:: Material provided

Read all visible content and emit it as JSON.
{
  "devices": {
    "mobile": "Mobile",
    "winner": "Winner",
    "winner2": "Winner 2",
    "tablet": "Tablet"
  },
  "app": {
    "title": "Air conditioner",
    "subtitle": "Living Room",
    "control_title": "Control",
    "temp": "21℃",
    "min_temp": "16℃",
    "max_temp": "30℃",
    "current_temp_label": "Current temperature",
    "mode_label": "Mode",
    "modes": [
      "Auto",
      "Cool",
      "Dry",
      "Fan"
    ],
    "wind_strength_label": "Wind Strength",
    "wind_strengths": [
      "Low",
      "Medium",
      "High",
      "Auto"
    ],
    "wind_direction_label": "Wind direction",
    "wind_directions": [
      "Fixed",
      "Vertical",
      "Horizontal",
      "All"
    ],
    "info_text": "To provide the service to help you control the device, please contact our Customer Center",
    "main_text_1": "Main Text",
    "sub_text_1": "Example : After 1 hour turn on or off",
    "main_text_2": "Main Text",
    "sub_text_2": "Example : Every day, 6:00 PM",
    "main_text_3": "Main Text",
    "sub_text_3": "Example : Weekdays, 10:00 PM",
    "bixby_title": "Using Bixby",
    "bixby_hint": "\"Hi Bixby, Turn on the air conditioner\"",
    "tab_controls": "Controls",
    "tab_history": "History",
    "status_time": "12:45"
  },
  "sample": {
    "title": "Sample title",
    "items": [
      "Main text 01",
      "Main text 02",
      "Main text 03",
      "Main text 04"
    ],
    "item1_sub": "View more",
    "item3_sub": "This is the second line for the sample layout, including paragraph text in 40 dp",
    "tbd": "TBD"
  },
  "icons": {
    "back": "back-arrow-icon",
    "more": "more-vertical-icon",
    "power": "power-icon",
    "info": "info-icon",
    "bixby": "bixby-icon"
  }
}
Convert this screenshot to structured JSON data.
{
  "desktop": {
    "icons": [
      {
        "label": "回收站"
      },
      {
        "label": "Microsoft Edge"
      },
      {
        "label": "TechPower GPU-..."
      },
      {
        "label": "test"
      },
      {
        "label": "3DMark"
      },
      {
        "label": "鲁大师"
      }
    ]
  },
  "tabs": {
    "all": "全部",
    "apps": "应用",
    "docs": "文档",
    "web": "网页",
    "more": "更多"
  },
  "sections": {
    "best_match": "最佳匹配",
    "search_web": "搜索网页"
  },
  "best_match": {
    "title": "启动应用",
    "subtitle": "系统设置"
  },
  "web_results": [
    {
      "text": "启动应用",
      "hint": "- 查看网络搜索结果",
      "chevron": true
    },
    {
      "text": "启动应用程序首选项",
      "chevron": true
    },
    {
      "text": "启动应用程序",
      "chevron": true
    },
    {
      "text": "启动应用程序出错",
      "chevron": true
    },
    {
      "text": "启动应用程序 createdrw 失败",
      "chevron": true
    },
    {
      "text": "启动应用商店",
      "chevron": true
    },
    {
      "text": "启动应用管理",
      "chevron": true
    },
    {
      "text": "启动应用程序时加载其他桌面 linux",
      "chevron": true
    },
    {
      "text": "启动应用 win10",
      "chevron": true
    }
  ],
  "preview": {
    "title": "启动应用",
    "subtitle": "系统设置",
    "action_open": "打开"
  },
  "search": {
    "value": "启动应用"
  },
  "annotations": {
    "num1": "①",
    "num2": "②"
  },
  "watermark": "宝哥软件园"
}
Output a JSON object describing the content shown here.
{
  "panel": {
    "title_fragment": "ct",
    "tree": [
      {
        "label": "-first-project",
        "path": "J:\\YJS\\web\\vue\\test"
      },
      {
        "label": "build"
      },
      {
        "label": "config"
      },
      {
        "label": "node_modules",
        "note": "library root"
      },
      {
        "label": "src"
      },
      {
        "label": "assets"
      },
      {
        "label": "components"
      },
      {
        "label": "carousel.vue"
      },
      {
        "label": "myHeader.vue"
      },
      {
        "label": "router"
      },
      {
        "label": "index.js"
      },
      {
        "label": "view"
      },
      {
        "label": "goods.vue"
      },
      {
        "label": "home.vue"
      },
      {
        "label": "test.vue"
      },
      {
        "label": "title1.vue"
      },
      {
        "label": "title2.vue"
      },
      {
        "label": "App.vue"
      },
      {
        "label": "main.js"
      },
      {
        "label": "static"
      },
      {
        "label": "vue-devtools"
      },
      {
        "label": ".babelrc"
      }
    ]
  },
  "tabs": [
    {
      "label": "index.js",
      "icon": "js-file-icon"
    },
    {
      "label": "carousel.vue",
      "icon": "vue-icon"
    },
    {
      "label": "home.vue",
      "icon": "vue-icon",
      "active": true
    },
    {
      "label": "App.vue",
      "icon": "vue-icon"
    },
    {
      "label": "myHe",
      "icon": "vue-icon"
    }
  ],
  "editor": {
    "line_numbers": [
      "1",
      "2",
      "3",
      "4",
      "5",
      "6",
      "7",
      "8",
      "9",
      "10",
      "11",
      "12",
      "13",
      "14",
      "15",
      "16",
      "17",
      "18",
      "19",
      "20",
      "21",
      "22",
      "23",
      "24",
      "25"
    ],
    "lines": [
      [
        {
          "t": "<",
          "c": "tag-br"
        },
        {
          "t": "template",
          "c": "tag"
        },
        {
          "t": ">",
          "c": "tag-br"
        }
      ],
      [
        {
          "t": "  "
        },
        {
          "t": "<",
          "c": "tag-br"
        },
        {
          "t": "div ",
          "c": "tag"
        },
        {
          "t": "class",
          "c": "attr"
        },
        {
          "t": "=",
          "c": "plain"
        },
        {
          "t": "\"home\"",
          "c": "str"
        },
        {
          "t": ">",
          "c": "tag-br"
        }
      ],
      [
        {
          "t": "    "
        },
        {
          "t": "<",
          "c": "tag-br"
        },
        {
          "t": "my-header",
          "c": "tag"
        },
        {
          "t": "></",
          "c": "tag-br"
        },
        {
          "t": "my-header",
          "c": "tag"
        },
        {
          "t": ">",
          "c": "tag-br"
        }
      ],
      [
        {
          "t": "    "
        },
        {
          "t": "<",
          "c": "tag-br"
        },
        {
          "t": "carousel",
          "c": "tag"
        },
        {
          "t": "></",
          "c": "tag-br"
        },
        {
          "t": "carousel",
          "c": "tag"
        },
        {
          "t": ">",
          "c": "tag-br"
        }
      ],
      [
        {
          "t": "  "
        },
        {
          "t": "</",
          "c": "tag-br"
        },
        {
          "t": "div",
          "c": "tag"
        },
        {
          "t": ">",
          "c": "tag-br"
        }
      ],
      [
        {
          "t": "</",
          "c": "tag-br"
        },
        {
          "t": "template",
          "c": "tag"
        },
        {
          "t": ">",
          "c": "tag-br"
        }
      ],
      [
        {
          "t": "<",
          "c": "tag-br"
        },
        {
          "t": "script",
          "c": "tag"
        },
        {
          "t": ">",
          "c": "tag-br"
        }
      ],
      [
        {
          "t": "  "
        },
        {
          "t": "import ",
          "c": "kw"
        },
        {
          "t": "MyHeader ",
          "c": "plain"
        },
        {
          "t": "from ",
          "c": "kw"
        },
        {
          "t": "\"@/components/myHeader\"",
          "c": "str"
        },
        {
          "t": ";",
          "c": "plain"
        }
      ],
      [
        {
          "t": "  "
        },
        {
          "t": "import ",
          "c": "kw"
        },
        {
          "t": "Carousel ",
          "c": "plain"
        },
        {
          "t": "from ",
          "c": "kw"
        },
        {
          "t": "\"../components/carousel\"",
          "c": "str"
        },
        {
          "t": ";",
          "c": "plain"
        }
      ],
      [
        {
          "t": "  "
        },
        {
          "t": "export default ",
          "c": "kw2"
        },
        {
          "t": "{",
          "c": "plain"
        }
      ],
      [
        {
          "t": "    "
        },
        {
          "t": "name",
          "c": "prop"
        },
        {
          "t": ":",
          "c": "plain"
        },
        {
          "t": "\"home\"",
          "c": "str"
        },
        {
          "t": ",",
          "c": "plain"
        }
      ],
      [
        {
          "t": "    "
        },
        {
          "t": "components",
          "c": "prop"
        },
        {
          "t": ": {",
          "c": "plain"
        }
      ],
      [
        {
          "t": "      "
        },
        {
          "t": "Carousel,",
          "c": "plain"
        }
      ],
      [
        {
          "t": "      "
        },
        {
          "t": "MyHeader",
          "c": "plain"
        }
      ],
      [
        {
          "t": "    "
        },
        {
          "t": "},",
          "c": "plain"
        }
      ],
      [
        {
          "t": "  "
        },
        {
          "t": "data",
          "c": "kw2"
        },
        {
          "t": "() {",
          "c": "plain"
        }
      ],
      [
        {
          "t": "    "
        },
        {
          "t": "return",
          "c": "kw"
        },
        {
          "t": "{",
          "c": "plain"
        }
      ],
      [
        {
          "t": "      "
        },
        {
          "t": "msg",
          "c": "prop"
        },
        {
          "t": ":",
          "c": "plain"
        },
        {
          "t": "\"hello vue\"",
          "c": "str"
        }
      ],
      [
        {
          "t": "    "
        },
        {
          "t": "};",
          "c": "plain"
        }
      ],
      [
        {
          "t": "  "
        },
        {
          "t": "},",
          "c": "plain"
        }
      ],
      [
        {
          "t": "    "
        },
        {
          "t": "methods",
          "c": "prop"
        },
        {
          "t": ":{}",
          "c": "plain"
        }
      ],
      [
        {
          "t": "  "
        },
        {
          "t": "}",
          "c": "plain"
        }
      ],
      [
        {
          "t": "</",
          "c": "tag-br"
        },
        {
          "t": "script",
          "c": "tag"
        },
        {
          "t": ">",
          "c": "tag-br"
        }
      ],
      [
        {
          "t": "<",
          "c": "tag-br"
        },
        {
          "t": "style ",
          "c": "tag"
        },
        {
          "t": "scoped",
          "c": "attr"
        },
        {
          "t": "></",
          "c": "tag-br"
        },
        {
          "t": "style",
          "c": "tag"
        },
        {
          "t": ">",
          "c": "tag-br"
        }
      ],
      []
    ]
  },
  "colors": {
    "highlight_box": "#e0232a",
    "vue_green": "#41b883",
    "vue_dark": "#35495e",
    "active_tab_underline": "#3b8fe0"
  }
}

::::

Reply with one number only, the count of lines above that hold the string "conditioner".

2